*** Provided material ***
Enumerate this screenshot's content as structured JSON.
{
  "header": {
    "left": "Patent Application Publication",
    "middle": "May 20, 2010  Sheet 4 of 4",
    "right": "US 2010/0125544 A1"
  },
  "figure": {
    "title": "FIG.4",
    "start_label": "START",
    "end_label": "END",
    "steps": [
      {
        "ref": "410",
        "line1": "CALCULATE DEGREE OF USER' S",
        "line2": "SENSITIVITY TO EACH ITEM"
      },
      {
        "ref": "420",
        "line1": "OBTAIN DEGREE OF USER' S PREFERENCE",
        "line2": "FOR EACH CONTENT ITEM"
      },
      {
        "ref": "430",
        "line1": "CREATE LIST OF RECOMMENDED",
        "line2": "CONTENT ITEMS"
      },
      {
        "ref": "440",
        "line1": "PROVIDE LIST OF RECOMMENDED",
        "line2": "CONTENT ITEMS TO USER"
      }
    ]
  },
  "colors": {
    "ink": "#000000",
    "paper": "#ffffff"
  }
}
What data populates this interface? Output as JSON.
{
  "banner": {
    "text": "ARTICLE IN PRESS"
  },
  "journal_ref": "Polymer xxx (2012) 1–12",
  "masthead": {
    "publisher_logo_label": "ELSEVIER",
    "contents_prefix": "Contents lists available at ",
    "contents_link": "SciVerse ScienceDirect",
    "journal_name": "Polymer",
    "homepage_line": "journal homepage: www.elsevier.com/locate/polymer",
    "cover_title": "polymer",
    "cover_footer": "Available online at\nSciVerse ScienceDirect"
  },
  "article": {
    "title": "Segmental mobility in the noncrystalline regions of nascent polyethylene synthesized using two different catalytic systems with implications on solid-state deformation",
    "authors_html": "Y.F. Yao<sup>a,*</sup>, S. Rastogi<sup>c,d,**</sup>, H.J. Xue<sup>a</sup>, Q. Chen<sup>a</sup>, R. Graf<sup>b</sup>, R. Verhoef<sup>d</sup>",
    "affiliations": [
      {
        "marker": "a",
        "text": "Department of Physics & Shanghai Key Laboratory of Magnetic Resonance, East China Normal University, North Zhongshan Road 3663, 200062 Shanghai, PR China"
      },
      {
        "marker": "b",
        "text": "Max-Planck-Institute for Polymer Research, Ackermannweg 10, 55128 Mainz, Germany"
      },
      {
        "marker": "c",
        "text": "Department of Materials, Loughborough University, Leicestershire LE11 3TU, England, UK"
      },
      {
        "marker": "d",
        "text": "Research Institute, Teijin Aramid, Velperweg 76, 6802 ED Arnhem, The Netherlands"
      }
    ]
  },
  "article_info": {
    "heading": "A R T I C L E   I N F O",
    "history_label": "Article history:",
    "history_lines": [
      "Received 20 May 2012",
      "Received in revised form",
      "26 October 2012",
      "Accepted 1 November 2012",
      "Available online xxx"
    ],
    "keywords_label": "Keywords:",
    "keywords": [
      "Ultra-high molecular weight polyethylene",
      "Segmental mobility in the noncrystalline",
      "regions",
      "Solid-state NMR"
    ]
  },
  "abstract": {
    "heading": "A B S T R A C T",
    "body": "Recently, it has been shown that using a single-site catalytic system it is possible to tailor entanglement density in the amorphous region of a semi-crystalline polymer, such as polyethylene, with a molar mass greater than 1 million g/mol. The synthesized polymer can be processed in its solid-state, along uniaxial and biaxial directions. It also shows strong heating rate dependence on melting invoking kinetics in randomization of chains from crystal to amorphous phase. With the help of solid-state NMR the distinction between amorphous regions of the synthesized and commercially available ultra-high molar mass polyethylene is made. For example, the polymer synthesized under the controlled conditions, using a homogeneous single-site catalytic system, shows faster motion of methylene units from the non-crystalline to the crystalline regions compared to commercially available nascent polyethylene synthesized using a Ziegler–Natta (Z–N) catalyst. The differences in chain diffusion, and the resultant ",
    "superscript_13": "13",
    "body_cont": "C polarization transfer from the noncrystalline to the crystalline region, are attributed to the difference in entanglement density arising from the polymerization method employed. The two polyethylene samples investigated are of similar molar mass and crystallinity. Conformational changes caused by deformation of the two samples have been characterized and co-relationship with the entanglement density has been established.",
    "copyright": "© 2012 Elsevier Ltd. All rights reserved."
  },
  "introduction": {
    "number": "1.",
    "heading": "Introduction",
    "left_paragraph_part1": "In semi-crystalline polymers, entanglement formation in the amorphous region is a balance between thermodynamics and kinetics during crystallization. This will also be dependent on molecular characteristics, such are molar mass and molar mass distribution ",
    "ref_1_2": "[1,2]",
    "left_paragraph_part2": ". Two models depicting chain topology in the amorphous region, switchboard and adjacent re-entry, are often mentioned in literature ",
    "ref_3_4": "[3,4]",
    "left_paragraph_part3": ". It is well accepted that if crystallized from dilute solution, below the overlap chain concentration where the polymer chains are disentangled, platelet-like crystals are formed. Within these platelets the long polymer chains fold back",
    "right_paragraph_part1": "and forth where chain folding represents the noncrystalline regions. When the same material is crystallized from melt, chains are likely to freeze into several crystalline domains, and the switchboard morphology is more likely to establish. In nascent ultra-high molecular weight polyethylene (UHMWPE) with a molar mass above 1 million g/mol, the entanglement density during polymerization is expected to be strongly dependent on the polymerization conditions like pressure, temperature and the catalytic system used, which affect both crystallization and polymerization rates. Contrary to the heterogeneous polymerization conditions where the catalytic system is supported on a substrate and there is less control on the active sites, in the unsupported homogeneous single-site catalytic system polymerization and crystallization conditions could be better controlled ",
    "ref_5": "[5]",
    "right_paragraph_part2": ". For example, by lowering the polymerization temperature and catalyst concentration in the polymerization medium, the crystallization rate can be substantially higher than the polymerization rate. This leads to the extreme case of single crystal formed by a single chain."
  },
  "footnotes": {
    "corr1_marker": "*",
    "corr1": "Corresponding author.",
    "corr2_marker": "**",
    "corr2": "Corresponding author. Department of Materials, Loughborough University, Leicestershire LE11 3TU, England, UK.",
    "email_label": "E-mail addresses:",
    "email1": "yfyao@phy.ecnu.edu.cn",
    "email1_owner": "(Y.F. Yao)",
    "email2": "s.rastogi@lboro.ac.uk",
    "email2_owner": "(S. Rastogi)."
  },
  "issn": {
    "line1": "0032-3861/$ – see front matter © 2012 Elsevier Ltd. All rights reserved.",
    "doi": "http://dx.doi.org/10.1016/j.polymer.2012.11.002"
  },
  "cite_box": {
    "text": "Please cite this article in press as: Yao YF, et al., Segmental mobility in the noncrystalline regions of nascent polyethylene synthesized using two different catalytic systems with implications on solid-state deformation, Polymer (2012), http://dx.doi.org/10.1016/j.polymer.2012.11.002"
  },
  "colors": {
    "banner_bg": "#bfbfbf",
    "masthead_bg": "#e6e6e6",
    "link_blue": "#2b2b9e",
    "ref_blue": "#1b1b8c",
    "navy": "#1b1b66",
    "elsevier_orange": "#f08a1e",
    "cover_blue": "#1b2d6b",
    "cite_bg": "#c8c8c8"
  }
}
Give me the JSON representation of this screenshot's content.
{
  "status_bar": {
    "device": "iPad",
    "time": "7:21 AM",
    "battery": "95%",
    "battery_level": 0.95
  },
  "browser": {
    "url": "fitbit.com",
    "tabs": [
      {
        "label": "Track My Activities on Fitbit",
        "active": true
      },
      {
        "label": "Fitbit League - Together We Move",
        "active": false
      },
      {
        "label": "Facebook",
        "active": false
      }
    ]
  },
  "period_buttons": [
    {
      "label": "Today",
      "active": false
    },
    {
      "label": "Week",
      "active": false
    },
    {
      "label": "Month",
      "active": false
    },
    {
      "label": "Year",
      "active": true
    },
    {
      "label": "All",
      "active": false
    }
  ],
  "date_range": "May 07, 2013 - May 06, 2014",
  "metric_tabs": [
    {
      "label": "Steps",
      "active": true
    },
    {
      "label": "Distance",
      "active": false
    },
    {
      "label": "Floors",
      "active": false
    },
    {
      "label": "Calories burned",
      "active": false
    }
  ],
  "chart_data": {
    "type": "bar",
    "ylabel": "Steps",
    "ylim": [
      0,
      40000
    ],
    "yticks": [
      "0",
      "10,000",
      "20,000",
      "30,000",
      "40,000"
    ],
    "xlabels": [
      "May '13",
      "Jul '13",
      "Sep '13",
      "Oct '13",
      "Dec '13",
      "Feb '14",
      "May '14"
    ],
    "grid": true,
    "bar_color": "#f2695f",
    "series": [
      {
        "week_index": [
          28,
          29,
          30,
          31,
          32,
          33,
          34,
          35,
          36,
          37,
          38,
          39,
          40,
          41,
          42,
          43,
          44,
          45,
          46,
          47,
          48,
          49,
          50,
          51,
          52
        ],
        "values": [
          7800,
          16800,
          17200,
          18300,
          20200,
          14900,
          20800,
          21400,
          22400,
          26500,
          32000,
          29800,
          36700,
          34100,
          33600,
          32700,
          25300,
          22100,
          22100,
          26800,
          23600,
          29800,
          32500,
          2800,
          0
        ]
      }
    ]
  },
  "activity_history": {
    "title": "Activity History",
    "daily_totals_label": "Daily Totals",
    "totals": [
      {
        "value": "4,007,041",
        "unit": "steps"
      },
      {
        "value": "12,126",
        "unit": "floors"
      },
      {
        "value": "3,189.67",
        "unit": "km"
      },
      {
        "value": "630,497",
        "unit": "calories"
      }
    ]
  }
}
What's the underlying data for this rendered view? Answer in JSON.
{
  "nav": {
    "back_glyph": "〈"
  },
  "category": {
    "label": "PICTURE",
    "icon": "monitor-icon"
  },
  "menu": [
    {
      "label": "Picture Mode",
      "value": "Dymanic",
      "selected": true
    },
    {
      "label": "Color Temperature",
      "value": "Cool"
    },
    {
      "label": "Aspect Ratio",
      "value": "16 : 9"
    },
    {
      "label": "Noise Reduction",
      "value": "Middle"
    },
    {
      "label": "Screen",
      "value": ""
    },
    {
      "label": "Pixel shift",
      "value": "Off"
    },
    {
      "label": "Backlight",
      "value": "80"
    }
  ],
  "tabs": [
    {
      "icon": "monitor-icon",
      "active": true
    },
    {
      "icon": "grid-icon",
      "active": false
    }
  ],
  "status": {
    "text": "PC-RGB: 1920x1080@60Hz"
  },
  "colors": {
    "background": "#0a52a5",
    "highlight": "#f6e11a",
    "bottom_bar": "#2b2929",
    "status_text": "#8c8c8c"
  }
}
***
*What you will do:*
Find how many lines in the listing contain the word "DEGREE" and give that count alone.

*Solution below:*
2